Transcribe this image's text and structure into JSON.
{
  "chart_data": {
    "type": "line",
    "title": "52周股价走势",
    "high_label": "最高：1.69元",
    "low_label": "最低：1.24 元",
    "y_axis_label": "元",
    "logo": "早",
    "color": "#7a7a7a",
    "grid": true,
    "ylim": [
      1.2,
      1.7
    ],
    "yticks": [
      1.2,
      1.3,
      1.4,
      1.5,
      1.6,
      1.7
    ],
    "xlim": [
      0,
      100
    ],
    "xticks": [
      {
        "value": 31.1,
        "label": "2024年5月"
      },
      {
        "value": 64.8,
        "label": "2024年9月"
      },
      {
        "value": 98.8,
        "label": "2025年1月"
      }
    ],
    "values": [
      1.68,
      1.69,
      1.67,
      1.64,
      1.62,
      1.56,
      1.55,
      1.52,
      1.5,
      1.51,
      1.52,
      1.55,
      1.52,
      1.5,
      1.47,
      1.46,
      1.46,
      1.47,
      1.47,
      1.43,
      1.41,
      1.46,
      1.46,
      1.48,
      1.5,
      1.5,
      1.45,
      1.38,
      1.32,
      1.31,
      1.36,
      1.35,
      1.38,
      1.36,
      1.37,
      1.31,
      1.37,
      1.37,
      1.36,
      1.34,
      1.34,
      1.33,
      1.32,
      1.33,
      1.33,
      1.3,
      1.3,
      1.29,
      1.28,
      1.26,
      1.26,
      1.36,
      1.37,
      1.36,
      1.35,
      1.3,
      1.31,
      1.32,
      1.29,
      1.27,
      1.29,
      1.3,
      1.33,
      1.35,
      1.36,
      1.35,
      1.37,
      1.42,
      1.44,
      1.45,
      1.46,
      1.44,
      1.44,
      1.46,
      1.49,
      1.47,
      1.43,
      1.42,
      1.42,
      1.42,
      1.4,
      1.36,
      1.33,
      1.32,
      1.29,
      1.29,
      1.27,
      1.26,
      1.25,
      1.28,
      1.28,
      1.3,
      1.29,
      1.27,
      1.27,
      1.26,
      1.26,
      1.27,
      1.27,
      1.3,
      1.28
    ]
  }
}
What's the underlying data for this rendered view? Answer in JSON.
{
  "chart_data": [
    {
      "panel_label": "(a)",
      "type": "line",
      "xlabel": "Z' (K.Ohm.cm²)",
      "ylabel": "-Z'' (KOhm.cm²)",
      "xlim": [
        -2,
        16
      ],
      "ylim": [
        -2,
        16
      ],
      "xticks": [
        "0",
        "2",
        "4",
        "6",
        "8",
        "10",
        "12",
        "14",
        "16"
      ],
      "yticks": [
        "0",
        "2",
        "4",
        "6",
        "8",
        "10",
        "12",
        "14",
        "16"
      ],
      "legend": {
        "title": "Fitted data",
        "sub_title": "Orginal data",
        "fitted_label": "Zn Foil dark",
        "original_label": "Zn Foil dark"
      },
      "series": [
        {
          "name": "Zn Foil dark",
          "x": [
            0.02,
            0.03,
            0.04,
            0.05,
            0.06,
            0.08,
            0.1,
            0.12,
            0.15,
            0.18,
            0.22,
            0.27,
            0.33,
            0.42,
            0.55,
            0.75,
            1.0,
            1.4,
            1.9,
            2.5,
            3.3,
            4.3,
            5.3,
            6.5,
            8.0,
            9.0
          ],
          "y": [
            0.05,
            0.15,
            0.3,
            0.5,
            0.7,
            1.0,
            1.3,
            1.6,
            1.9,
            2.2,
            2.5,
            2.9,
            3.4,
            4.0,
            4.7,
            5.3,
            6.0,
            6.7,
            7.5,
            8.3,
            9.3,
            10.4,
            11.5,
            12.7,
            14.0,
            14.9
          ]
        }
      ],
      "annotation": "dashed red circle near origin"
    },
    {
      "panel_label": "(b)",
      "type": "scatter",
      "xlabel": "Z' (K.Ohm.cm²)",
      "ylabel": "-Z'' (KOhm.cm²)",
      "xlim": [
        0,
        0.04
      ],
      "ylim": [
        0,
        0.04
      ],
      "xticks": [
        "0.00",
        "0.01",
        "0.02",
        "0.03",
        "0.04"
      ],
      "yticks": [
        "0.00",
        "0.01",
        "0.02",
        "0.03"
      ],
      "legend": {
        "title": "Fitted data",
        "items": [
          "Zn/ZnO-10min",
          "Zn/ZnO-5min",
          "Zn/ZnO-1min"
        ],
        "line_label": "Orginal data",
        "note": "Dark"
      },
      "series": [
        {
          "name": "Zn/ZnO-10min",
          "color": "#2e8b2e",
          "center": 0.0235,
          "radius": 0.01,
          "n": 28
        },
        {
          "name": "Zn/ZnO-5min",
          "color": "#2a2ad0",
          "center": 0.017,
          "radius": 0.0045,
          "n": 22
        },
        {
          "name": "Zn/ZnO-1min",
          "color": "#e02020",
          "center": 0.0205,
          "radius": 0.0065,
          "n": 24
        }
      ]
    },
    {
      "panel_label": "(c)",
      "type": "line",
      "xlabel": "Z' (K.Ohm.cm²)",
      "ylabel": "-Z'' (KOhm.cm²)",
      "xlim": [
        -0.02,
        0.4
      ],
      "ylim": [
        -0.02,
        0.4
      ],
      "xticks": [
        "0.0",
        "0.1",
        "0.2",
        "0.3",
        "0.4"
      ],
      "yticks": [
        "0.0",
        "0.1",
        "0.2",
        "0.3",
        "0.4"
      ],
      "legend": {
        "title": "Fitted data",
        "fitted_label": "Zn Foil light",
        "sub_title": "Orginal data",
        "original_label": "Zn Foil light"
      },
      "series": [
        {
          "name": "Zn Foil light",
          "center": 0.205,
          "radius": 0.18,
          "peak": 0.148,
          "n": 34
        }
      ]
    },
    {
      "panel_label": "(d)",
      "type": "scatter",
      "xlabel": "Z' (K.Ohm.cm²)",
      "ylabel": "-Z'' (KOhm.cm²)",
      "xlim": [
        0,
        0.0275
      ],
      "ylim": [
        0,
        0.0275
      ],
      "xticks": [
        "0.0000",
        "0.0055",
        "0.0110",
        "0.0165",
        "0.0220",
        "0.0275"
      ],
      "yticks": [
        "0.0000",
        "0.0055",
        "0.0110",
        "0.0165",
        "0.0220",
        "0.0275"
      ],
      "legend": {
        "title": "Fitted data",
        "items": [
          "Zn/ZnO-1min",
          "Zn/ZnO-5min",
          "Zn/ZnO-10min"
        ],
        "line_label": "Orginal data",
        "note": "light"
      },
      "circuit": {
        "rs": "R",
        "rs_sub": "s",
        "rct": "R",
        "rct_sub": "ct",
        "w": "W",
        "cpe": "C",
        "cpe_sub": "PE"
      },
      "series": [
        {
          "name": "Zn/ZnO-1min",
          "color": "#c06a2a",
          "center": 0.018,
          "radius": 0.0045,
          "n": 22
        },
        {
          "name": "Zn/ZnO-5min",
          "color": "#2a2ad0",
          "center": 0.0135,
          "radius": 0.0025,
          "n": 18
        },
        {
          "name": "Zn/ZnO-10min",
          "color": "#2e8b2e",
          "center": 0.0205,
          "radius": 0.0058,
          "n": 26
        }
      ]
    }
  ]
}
━━━━━━
Stated problem —
Restate the data above exactly, keeping each word as it stands.

Response for this exercise —
Transcribe this image's text and structure into JSON.
{
  "chart_data": {
    "type": "line",
    "title": "52周股价走势",
    "high_label": "最高：1.69元",
    "low_label": "最低：1.24 元",
    "y_axis_label": "元",
    "logo": "早",
    "color": "#7a7a7a",
    "grid": true,
    "ylim": [
      1.2,
      1.7
    ],
    "yticks": [
      1.2,
      1.3,
      1.4,
      1.5,
      1.6,
      1.7
    ],
    "xlim": [
      0,
      100
    ],
    "xticks": [
      {
        "value": 31.1,
        "label": "2024年5月"
      },
      {
        "value": 64.8,
        "label": "2024年9月"
      },
      {
        "value": 98.8,
        "label": "2025年1月"
      }
    ],
    "values": [
      1.68,
      1.69,
      1.67,
      1.64,
      1.62,
      1.56,
      1.55,
      1.52,
      1.5,
      1.51,
      1.52,
      1.55,
      1.52,
      1.5,
      1.47,
      1.46,
      1.46,
      1.47,
      1.47,
      1.43,
      1.41,
      1.46,
      1.46,
      1.48,
      1.5,
      1.5,
      1.45,
      1.38,
      1.32,
      1.31,
      1.36,
      1.35,
      1.38,
      1.36,
      1.37,
      1.31,
      1.37,
      1.37,
      1.36,
      1.34,
      1.34,
      1.33,
      1.32,
      1.33,
      1.33,
      1.3,
      1.3,
      1.29,
      1.28,
      1.26,
      1.26,
      1.36,
      1.37,
      1.36,
      1.35,
      1.3,
      1.31,
      1.32,
      1.29,
      1.27,
      1.29,
      1.3,
      1.33,
      1.35,
      1.36,
      1.35,
      1.37,
      1.42,
      1.44,
      1.45,
      1.46,
      1.44,
      1.44,
      1.46,
      1.49,
      1.47,
      1.43,
      1.42,
      1.42,
      1.42,
      1.4,
      1.36,
      1.33,
      1.32,
      1.29,
      1.29,
      1.27,
      1.26,
      1.25,
      1.28,
      1.28,
      1.3,
      1.29,
      1.27,
      1.27,
      1.26,
      1.26,
      1.27,
      1.27,
      1.3,
      1.28
    ]
  }
}
What's the underlying data for this rendered view? Answer in JSON.
{
  "chart_data": [
    {
      "panel_label": "(a)",
      "type": "line",
      "xlabel": "Z' (K.Ohm.cm²)",
      "ylabel": "-Z'' (KOhm.cm²)",
      "xlim": [
        -2,
        16
      ],
      "ylim": [
        -2,
        16
      ],
      "xticks": [
        "0",
        "2",
        "4",
        "6",
        "8",
        "10",
        "12",
        "14",
        "16"
      ],
      "yticks": [
        "0",
        "2",
        "4",
        "6",
        "8",
        "10",
        "12",
        "14",
        "16"
      ],
      "legend": {
        "title": "Fitted data",
        "sub_title": "Orginal data",
        "fitted_label": "Zn Foil dark",
        "original_label": "Zn Foil dark"
      },
      "series": [
        {
          "name": "Zn Foil dark",
          "x": [
            0.02,
            0.03,
            0.04,
            0.05,
            0.06,
            0.08,
            0.1,
            0.12,
            0.15,
            0.18,
            0.22,
            0.27,
            0.33,
            0.42,
            0.55,
            0.75,
            1.0,
            1.4,
            1.9,
            2.5,
            3.3,
            4.3,
            5.3,
            6.5,
            8.0,
            9.0
          ],
          "y": [
            0.05,
            0.15,
            0.3,
            0.5,
            0.7,
            1.0,
            1.3,
            1.6,
            1.9,
            2.2,
            2.5,
            2.9,
            3.4,
            4.0,
            4.7,
            5.3,
            6.0,
            6.7,
            7.5,
            8.3,
            9.3,
            10.4,
            11.5,
            12.7,
            14.0,
            14.9
          ]
        }
      ],
      "annotation": "dashed red circle near origin"
    },
    {
      "panel_label": "(b)",
      "type": "scatter",
      "xlabel": "Z' (K.Ohm.cm²)",
      "ylabel": "-Z'' (KOhm.cm²)",
      "xlim": [
        0,
        0.04
      ],
      "ylim": [
        0,
        0.04
      ],
      "xticks": [
        "0.00",
        "0.01",
        "0.02",
        "0.03",
        "0.04"
      ],
      "yticks": [
        "0.00",
        "0.01",
        "0.02",
        "0.03"
      ],
      "legend": {
        "title": "Fitted data",
        "items": [
          "Zn/ZnO-10min",
          "Zn/ZnO-5min",
          "Zn/ZnO-1min"
        ],
        "line_label": "Orginal data",
        "note": "Dark"
      },
      "series": [
        {
          "name": "Zn/ZnO-10min",
          "color": "#2e8b2e",
          "center": 0.0235,
          "radius": 0.01,
          "n": 28
        },
        {
          "name": "Zn/ZnO-5min",
          "color": "#2a2ad0",
          "center": 0.017,
          "radius": 0.0045,
          "n": 22
        },
        {
          "name": "Zn/ZnO-1min",
          "color": "#e02020",
          "center": 0.0205,
          "radius": 0.0065,
          "n": 24
        }
      ]
    },
    {
      "panel_label": "(c)",
      "type": "line",
      "xlabel": "Z' (K.Ohm.cm²)",
      "ylabel": "-Z'' (KOhm.cm²)",
      "xlim": [
        -0.02,
        0.4
      ],
      "ylim": [
        -0.02,
        0.4
      ],
      "xticks": [
        "0.0",
        "0.1",
        "0.2",
        "0.3",
        "0.4"
      ],
      "yticks": [
        "0.0",
        "0.1",
        "0.2",
        "0.3",
        "0.4"
      ],
      "legend": {
        "title": "Fitted data",
        "fitted_label": "Zn Foil light",
        "sub_title": "Orginal data",
        "original_label": "Zn Foil light"
      },
      "series": [
        {
          "name": "Zn Foil light",
          "center": 0.205,
          "radius": 0.18,
          "peak": 0.148,
          "n": 34
        }
      ]
    },
    {
      "panel_label": "(d)",
      "type": "scatter",
      "xlabel": "Z' (K.Ohm.cm²)",
      "ylabel": "-Z'' (KOhm.cm²)",
      "xlim": [
        0,
        0.0275
      ],
      "ylim": [
        0,
        0.0275
      ],
      "xticks": [
        "0.0000",
        "0.0055",
        "0.0110",
        "0.0165",
        "0.0220",
        "0.0275"
      ],
      "yticks": [
        "0.0000",
        "0.0055",
        "0.0110",
        "0.0165",
        "0.0220",
        "0.0275"
      ],
      "legend": {
        "title": "Fitted data",
        "items": [
          "Zn/ZnO-1min",
          "Zn/ZnO-5min",
          "Zn/ZnO-10min"
        ],
        "line_label": "Orginal data",
        "note": "light"
      },
      "circuit": {
        "rs": "R",
        "rs_sub": "s",
        "rct": "R",
        "rct_sub": "ct",
        "w": "W",
        "cpe": "C",
        "cpe_sub": "PE"
      },
      "series": [
        {
          "name": "Zn/ZnO-1min",
          "color": "#c06a2a",
          "center": 0.018,
          "radius": 0.0045,
          "n": 22
        },
        {
          "name": "Zn/ZnO-5min",
          "color": "#2a2ad0",
          "center": 0.0135,
          "radius": 0.0025,
          "n": 18
        },
        {
          "name": "Zn/ZnO-10min",
          "color": "#2e8b2e",
          "center": 0.0205,
          "radius": 0.0058,
          "n": 26
        }
      ]
    }
  ]
}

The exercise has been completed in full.